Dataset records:
— BEGIN —
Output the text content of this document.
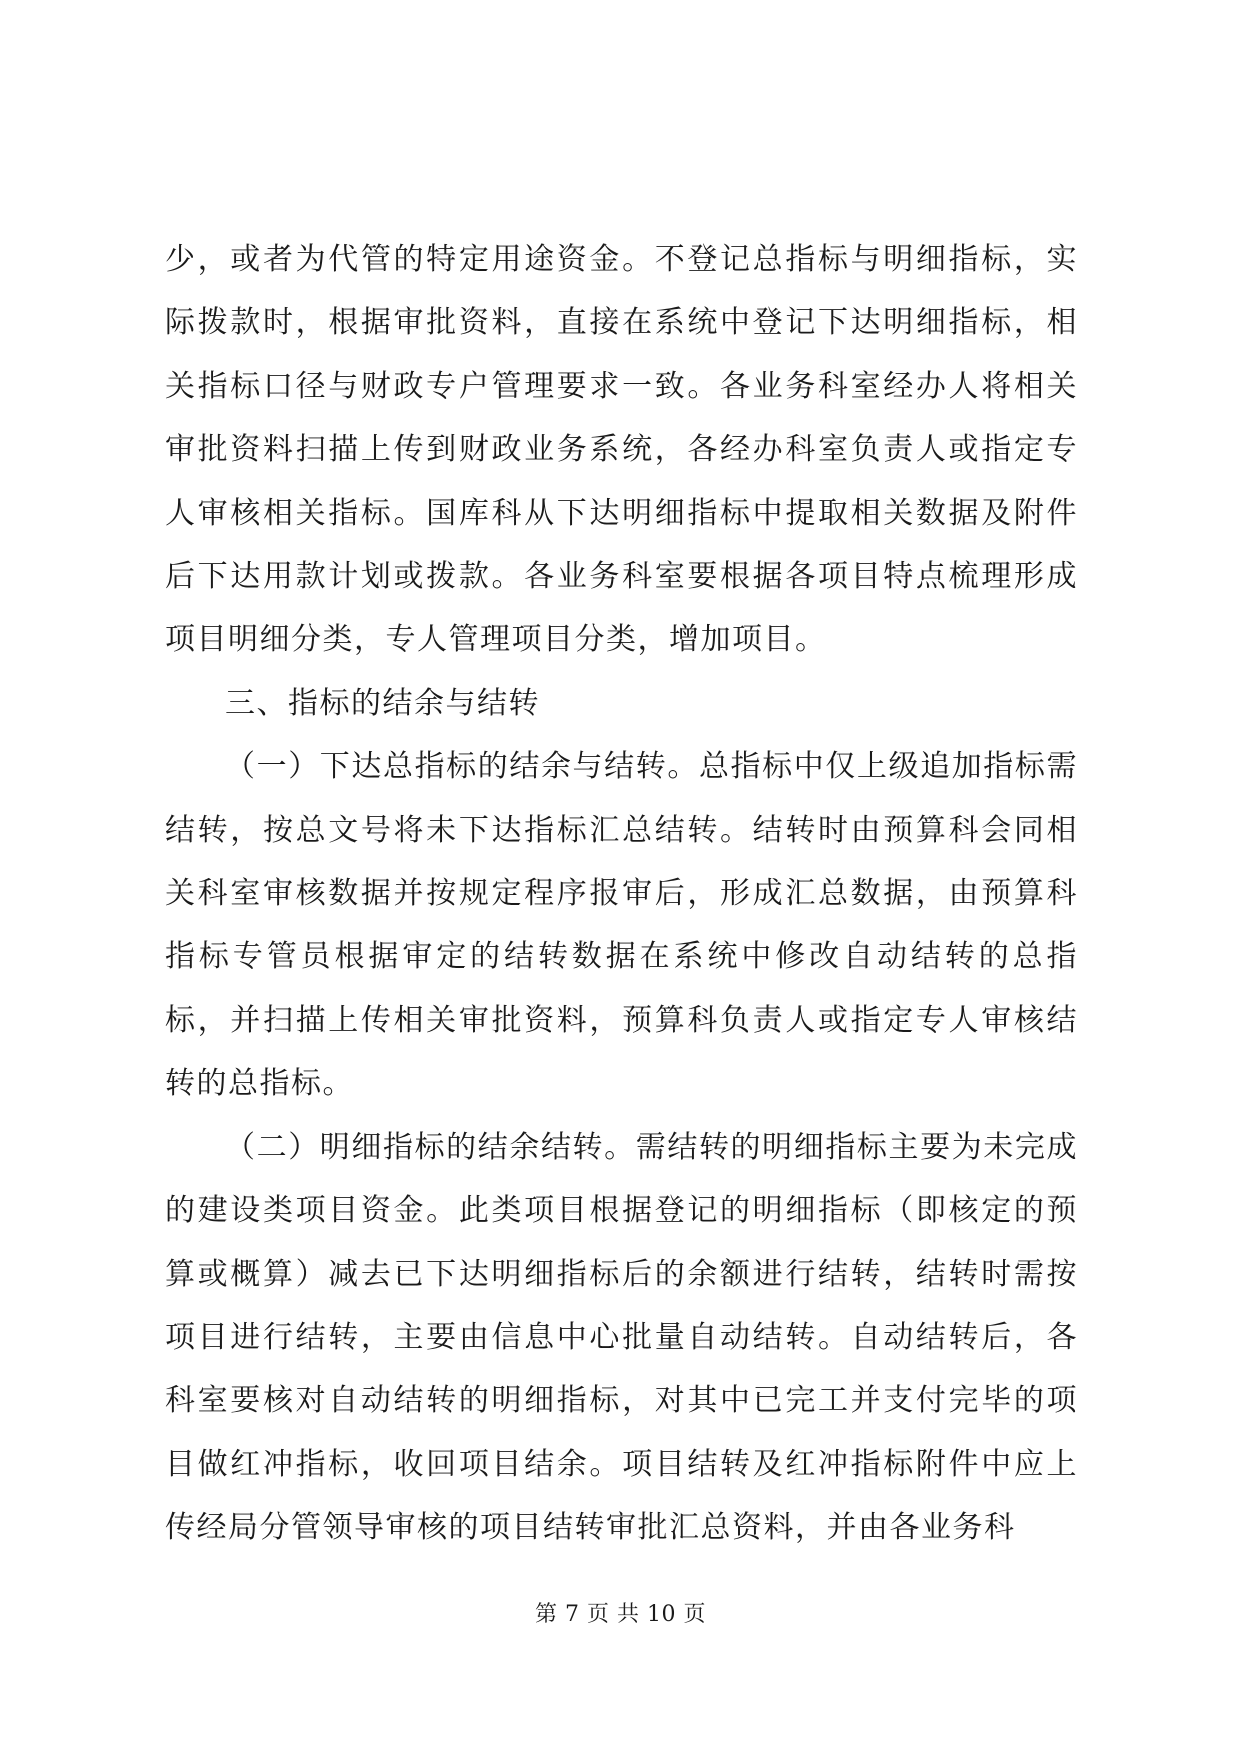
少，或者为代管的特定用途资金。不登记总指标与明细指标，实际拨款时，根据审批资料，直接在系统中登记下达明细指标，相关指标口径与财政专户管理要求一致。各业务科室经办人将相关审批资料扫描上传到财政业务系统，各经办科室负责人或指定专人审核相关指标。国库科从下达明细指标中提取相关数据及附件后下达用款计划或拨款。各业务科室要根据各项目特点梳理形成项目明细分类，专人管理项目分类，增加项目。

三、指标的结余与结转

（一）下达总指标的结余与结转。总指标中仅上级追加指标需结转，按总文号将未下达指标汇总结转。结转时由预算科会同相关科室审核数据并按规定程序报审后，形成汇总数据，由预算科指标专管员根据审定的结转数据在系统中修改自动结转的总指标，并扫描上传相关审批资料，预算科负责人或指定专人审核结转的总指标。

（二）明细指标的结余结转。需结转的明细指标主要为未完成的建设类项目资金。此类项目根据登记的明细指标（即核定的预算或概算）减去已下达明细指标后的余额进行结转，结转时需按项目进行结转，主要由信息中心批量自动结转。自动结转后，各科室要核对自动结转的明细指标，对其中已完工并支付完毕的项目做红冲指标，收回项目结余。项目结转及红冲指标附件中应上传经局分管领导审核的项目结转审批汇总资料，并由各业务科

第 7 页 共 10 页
— END —
**PROBLEM DETAILS:**
Repeat the entries exactly. Pictures are excluded from the copy.

**EXPECTED ANSWER:**
Output the text content of this document.
少，或者为代管的特定用途资金。不登记总指标与明细指标，实际拨款时，根据审批资料，直接在系统中登记下达明细指标，相关指标口径与财政专户管理要求一致。各业务科室经办人将相关审批资料扫描上传到财政业务系统，各经办科室负责人或指定专人审核相关指标。国库科从下达明细指标中提取相关数据及附件后下达用款计划或拨款。各业务科室要根据各项目特点梳理形成项目明细分类，专人管理项目分类，增加项目。

三、指标的结余与结转

（一）下达总指标的结余与结转。总指标中仅上级追加指标需结转，按总文号将未下达指标汇总结转。结转时由预算科会同相关科室审核数据并按规定程序报审后，形成汇总数据，由预算科指标专管员根据审定的结转数据在系统中修改自动结转的总指标，并扫描上传相关审批资料，预算科负责人或指定专人审核结转的总指标。

（二）明细指标的结余结转。需结转的明细指标主要为未完成的建设类项目资金。此类项目根据登记的明细指标（即核定的预算或概算）减去已下达明细指标后的余额进行结转，结转时需按项目进行结转，主要由信息中心批量自动结转。自动结转后，各科室要核对自动结转的明细指标，对其中已完工并支付完毕的项目做红冲指标，收回项目结余。项目结转及红冲指标附件中应上传经局分管领导审核的项目结转审批汇总资料，并由各业务科

第 7 页 共 10 页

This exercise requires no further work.